TASK INSTRUCTIONS: Copy out all lines where "ylabel" appears.

(Some records)

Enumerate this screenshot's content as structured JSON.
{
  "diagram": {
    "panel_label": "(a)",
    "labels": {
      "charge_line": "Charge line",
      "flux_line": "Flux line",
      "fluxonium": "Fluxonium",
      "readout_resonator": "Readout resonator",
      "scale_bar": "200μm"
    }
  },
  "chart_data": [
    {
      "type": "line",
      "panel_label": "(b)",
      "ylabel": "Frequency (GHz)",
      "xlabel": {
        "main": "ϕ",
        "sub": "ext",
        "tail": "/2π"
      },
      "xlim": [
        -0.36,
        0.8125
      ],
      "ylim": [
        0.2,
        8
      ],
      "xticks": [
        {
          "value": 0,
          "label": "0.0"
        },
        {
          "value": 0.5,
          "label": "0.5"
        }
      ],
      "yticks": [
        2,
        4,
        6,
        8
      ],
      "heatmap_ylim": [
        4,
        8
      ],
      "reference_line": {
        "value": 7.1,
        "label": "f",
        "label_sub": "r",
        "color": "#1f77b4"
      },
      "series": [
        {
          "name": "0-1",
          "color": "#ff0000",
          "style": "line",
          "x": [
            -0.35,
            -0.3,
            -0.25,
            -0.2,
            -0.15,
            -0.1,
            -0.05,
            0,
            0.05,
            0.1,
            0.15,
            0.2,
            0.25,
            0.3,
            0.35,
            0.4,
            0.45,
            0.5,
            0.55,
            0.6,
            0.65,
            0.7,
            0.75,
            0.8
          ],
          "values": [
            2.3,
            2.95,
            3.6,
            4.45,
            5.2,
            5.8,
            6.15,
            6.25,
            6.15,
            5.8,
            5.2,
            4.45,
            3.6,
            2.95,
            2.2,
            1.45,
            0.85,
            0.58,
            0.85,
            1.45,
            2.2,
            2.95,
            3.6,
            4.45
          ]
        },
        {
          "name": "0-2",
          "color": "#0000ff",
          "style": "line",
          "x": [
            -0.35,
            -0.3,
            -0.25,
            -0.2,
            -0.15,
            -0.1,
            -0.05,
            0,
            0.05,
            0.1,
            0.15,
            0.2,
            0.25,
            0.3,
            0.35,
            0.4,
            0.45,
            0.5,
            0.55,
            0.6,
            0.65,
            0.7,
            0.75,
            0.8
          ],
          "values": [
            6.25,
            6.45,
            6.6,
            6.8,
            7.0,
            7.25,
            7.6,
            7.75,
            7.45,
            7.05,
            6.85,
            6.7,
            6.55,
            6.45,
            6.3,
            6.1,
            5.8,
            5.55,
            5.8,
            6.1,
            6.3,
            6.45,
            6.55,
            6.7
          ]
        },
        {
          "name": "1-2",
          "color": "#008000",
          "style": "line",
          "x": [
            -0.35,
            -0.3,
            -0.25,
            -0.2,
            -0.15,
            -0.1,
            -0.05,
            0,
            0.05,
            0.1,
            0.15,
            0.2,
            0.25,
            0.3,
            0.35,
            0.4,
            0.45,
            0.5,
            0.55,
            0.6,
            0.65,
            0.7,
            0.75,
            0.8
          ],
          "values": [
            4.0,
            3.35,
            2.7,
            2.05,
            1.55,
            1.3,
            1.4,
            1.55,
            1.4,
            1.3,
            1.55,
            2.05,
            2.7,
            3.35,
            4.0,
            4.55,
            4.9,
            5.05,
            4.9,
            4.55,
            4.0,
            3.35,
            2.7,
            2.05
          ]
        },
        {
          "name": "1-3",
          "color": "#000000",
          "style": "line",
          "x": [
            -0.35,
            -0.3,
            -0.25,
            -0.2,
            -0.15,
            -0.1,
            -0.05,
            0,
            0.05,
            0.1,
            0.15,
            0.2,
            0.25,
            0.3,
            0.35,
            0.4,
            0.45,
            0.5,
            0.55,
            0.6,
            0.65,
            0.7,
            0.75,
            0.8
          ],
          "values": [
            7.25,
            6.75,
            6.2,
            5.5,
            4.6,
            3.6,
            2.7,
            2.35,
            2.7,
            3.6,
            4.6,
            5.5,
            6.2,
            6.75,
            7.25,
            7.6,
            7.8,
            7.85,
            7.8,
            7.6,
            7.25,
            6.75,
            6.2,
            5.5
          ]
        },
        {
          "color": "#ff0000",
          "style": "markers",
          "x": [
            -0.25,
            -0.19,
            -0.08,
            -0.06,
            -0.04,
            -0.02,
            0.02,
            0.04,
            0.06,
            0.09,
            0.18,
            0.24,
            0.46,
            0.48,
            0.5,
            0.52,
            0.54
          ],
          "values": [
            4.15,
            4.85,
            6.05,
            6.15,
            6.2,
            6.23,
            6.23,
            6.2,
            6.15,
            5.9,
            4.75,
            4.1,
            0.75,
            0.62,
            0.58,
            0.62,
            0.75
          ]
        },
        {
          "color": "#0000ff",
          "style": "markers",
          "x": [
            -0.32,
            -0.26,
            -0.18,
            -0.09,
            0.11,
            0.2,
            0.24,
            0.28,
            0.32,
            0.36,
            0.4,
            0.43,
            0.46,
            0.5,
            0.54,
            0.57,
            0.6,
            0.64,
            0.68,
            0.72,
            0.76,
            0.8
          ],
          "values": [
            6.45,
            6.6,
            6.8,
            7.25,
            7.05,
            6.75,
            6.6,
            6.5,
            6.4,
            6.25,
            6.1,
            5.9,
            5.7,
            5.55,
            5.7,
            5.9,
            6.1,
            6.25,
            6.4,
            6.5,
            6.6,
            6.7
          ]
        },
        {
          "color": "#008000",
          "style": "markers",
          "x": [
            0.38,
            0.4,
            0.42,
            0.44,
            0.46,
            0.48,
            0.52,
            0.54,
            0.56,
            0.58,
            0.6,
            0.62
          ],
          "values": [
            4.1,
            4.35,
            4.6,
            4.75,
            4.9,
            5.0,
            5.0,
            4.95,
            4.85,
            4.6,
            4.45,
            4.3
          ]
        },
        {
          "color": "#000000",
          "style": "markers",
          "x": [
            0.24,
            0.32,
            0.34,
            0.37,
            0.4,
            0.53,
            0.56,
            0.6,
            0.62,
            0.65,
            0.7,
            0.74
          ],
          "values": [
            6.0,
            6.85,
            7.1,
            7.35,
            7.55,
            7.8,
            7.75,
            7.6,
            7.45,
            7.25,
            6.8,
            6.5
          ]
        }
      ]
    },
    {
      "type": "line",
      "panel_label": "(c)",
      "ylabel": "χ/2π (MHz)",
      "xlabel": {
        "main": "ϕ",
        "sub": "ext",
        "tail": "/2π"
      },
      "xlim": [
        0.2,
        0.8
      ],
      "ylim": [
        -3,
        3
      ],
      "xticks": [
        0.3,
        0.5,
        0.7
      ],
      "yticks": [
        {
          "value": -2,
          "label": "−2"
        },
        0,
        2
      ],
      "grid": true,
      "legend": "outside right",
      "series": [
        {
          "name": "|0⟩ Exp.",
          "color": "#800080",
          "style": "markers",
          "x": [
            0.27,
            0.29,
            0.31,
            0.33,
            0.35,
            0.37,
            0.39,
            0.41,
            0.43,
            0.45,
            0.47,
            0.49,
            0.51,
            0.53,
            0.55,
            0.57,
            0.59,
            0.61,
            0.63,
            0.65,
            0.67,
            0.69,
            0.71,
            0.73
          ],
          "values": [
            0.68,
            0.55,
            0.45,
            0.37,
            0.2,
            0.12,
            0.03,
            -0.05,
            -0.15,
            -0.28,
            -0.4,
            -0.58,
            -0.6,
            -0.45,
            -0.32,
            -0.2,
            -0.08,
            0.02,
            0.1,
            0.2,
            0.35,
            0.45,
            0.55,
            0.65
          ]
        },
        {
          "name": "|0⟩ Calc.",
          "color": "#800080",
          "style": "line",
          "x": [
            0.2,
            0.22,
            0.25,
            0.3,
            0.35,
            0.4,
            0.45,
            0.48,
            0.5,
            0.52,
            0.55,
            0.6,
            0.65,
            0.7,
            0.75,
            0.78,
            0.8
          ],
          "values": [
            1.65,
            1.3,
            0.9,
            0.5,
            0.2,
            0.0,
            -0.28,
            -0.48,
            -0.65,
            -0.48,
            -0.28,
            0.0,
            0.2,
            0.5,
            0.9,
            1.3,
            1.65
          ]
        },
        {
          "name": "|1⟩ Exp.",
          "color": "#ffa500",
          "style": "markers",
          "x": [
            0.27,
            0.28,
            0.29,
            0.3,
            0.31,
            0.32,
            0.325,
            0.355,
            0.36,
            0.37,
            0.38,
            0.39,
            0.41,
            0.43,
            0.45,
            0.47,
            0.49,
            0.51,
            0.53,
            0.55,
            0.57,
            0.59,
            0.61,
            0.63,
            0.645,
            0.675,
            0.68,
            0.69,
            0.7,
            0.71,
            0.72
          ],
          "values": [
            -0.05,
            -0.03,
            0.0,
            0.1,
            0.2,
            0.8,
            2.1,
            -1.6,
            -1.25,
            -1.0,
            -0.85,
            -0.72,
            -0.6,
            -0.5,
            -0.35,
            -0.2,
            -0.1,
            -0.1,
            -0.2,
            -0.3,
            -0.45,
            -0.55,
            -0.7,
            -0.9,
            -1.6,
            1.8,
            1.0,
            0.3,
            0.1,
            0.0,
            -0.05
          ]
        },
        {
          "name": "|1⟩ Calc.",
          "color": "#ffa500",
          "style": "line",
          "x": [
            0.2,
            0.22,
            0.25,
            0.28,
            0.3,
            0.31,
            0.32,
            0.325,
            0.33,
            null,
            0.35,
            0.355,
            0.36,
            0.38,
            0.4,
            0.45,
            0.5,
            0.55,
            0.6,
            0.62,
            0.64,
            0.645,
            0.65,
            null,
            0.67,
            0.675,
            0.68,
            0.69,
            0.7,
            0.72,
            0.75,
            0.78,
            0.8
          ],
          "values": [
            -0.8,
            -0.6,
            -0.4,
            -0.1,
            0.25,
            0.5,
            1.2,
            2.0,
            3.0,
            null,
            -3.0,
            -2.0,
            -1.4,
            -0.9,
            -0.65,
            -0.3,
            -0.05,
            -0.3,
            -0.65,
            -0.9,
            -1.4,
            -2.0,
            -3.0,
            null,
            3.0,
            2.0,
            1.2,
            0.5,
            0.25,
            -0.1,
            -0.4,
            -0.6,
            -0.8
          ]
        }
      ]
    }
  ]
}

RESULT FOR THIS EXERCISE:
      "ylabel": "Frequency (GHz)",
      "ylabel": "χ/2π (MHz)",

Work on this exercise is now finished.